-- WHAT YOU SHOULD DO --
Pull out every line below that contains the word "pastries".

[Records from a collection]
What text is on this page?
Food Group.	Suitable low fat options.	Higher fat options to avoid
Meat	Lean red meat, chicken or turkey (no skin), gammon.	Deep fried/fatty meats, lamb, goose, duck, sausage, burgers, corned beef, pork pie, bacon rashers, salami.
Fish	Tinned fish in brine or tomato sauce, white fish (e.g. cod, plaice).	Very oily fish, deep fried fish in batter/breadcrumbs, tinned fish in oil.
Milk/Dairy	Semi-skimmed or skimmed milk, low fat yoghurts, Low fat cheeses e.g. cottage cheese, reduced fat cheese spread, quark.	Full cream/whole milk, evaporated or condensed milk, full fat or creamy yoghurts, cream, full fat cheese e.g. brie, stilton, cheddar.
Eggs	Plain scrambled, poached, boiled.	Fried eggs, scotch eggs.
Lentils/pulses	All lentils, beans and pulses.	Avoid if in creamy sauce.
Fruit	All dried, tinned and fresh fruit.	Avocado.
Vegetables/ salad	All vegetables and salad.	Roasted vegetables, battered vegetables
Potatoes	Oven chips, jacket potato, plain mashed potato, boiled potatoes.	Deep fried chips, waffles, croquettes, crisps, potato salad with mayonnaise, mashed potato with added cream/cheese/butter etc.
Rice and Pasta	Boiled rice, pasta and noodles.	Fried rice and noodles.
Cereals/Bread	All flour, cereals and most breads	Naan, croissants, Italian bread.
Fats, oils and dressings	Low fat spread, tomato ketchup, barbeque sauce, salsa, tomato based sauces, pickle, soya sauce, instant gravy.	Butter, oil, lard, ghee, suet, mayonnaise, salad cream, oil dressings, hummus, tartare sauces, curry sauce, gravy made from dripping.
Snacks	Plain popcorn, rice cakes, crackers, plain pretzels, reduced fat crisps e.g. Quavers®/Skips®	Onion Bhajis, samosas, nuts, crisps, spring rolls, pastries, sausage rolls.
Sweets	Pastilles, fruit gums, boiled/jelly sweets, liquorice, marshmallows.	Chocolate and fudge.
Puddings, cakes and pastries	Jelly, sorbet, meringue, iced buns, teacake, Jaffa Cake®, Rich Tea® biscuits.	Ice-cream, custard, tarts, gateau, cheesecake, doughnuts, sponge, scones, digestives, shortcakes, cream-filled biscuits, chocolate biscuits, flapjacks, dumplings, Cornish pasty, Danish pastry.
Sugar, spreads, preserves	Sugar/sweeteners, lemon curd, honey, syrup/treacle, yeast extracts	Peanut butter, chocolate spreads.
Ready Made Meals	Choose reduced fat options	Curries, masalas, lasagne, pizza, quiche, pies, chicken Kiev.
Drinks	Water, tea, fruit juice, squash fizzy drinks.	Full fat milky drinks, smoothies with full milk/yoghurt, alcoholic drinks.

-- EXPECTED ANSWER --
Snacks	Plain popcorn, rice cakes, crackers, plain pretzels, reduced fat crisps e.g. Quavers®/Skips®	Onion Bhajis, samosas, nuts, crisps, spring rolls, pastries, sausage rolls.
Puddings, cakes and pastries	Jelly, sorbet, meringue, iced buns, teacake, Jaffa Cake®, Rich Tea® biscuits.	Ice-cream, custard, tarts, gateau, cheesecake, doughnuts, sponge, scones, digestives, shortcakes, cream-filled biscuits, chocolate biscuits, flapjacks, dumplings, Cornish pasty, Danish pastry.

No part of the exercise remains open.